═════ SUPPLIED INFORMATION

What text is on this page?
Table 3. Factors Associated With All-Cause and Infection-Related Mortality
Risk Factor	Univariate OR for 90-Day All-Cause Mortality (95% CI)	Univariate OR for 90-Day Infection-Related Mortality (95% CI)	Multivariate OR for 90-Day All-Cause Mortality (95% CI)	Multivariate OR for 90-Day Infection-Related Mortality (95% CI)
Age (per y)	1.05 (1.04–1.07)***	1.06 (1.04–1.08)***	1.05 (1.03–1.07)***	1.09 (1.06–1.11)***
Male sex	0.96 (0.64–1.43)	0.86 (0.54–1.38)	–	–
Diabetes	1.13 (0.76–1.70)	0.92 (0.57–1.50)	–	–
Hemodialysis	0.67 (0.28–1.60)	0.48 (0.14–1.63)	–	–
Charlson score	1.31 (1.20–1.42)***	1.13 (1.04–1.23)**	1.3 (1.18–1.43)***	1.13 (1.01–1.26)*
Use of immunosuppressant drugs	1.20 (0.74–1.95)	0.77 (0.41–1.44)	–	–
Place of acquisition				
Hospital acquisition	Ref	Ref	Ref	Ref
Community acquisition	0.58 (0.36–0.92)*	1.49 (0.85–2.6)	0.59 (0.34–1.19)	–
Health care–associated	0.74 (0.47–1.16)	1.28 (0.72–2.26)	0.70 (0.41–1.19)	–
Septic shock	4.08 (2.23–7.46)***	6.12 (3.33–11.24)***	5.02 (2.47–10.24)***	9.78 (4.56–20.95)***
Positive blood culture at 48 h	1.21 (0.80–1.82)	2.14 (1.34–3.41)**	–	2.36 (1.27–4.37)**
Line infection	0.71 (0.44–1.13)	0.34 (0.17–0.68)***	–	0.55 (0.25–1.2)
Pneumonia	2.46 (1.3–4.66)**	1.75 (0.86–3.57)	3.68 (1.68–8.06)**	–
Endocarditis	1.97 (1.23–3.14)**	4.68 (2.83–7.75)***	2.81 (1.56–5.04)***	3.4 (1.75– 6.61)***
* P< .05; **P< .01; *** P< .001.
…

══════════

Show all lines in the entries above where the string "Mortality" appears.

TASK ANSWER:
Table 3. Factors Associated With All-Cause and Infection-Related Mortality
Risk Factor	Univariate OR for 90-Day All-Cause Mortality (95% CI)	Univariate OR for 90-Day Infection-Related Mortality (95% CI)	Multivariate OR for 90-Day All-Cause Mortality (95% CI)	Multivariate OR for 90-Day Infection-Related Mortality (95% CI)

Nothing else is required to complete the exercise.